▶ [What to do]
Review the lines that follow and copy each one that contains the word "legend".

▶ [Stored rows]
======

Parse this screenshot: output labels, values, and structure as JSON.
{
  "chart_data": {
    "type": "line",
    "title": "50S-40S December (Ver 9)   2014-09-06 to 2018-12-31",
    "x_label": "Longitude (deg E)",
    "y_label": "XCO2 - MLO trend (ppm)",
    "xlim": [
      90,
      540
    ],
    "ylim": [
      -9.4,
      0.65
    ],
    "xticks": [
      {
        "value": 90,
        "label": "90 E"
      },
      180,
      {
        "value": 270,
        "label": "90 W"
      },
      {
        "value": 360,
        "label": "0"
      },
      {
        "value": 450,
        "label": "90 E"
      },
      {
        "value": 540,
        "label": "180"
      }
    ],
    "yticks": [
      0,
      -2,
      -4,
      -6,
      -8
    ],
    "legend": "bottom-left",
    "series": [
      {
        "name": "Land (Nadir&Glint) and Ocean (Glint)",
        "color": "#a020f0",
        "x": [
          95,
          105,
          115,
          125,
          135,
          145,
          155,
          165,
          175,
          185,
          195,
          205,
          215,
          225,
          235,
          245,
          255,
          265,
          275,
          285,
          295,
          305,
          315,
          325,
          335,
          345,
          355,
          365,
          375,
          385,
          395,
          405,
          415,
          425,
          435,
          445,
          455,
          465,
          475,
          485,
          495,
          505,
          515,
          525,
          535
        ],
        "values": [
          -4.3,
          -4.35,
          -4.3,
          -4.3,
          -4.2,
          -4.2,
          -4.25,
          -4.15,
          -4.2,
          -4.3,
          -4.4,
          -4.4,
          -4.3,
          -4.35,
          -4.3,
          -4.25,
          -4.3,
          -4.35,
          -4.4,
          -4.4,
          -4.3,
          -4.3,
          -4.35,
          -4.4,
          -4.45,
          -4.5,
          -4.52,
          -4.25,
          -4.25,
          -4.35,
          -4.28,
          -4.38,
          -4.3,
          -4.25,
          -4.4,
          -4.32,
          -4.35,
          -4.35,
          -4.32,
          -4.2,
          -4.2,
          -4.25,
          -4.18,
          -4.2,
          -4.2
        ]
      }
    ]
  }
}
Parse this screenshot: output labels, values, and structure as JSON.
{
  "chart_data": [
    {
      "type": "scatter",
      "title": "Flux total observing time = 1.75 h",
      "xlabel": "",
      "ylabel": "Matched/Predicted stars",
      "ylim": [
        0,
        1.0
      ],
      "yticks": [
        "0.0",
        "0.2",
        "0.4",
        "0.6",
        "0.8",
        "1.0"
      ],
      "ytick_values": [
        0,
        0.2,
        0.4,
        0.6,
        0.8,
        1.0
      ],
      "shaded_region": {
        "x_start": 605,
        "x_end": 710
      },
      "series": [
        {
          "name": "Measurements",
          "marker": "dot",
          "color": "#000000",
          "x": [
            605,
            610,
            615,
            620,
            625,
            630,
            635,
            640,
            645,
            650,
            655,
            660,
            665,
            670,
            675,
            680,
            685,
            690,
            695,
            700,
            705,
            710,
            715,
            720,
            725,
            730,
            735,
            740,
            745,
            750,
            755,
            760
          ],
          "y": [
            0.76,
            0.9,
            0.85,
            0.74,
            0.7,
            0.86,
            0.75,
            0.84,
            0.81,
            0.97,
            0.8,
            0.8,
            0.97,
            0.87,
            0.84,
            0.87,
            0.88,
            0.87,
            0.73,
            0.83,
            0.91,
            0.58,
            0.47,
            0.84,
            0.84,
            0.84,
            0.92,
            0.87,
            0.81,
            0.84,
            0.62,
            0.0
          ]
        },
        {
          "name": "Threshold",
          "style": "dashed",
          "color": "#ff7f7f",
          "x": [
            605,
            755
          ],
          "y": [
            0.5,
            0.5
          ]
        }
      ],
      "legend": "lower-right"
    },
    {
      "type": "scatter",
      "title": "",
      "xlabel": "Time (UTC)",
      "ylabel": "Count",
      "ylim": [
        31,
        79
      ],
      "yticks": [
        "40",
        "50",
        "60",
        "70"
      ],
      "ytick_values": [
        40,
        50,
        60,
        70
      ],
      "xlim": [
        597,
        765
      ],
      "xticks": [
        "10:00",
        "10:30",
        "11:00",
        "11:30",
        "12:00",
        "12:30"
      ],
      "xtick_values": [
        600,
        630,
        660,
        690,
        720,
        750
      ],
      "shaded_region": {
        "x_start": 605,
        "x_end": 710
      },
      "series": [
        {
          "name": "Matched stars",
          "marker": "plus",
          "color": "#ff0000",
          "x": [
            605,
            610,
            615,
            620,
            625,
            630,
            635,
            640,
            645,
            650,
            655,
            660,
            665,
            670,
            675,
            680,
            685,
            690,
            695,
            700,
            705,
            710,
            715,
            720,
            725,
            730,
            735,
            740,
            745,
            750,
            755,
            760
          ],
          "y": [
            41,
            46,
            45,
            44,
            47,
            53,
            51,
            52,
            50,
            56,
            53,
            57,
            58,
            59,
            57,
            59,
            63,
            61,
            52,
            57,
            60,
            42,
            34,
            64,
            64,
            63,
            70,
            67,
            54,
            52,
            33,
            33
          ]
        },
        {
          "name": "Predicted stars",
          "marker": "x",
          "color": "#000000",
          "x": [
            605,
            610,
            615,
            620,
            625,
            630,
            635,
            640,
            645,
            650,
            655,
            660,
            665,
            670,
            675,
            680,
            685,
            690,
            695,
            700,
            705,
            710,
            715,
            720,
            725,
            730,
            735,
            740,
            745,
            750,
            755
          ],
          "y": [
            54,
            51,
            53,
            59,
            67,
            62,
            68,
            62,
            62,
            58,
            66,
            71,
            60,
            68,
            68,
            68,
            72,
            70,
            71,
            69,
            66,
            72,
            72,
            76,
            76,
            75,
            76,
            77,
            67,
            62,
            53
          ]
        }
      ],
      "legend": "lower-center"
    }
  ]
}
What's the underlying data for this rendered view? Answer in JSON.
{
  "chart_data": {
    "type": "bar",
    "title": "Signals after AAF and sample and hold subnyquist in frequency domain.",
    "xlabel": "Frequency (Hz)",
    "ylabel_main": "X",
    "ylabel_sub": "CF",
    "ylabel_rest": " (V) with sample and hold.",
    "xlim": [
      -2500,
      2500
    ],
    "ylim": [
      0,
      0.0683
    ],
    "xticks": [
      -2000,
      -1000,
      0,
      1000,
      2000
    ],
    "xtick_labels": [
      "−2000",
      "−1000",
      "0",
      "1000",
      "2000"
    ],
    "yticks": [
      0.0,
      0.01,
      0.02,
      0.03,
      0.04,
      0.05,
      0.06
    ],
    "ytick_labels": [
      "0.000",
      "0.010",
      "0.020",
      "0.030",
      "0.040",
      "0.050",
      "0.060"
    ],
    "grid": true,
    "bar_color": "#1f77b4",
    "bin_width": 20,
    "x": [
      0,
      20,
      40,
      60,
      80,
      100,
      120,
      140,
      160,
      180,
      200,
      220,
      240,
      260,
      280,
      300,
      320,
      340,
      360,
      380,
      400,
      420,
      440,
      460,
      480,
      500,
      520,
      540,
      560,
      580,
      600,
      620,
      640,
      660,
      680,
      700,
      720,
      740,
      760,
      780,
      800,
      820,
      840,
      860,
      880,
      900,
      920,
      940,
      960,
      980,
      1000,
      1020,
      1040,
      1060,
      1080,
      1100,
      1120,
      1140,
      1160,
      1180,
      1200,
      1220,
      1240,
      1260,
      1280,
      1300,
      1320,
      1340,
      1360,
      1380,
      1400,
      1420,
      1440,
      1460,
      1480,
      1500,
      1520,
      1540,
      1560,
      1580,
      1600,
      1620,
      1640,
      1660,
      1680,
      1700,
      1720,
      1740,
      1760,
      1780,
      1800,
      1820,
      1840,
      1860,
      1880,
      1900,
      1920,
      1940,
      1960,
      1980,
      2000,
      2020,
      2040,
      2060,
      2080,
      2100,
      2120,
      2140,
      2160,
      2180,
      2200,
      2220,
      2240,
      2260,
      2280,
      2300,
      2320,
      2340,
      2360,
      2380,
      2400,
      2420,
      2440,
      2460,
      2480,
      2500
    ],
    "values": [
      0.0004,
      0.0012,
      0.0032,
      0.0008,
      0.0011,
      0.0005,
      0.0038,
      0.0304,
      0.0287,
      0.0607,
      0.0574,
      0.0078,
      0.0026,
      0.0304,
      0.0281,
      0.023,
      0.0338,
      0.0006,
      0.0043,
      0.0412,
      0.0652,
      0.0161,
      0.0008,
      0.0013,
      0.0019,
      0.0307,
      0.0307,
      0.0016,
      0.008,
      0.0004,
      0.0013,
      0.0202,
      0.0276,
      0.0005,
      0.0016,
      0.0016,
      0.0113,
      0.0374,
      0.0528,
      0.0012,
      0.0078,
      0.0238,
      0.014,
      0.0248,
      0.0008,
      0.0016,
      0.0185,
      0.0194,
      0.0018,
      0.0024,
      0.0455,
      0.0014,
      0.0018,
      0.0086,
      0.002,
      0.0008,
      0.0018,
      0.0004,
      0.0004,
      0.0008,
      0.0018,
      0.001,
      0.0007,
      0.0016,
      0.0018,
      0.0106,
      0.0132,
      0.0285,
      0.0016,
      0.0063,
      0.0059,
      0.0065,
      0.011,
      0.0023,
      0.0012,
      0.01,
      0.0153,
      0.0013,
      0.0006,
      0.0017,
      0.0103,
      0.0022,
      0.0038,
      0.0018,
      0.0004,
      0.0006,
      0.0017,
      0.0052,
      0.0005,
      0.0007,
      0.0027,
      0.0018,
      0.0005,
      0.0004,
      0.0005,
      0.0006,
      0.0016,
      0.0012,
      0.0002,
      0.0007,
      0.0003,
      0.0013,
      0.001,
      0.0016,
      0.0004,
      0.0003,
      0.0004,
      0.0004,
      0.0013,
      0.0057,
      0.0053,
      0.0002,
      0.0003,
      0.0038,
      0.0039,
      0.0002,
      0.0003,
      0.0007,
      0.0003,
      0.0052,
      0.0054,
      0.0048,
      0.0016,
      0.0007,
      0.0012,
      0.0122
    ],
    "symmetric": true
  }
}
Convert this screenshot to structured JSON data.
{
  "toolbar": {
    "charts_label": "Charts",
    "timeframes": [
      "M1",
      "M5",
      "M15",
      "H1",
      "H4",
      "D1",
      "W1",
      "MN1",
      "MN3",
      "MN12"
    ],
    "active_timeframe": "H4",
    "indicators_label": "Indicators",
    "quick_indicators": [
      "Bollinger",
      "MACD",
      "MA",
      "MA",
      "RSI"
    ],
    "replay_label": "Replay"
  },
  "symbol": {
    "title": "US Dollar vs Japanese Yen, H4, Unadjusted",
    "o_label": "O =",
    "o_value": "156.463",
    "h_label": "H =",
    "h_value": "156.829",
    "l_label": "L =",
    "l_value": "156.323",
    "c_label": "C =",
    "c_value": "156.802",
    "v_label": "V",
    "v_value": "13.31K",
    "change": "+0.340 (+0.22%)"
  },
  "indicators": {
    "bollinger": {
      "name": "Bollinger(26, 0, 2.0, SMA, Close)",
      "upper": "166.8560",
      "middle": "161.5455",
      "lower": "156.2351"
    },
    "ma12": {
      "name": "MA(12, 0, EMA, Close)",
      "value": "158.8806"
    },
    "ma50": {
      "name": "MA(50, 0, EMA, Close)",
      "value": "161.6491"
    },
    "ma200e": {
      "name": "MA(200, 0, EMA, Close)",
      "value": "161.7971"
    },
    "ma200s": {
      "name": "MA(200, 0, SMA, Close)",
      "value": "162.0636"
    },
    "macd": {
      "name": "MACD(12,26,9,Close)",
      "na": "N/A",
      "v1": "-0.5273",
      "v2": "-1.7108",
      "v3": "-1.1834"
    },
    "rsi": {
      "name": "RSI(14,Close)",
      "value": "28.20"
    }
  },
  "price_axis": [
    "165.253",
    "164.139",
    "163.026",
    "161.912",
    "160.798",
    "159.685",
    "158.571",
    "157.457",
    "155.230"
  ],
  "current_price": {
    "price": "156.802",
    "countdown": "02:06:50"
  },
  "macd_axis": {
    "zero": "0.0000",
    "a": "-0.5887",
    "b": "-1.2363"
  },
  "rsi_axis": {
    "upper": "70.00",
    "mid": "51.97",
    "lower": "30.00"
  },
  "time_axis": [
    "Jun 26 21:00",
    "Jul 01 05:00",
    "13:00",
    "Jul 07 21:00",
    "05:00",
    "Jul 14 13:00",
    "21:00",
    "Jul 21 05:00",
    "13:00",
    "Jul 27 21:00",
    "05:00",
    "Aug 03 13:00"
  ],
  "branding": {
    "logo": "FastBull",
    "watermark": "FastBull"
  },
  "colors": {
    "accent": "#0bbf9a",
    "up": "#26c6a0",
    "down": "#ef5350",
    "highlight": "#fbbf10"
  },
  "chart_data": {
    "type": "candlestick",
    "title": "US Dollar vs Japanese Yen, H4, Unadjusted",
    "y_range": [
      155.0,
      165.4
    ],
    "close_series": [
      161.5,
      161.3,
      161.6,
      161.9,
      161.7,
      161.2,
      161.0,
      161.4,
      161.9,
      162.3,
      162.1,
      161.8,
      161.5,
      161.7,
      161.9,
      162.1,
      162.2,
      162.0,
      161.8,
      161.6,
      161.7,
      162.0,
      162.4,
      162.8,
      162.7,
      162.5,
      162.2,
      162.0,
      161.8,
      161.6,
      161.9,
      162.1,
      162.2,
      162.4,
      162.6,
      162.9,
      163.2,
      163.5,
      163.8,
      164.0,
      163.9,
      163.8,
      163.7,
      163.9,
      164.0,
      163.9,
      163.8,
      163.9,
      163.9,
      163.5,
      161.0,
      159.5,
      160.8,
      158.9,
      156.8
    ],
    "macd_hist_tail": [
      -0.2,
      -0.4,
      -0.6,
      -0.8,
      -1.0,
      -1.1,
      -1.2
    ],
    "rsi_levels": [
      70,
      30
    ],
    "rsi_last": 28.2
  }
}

======

▶ [Result of this task]
    "legend": "bottom-left",
      "legend": "lower-right"
      "legend": "lower-center"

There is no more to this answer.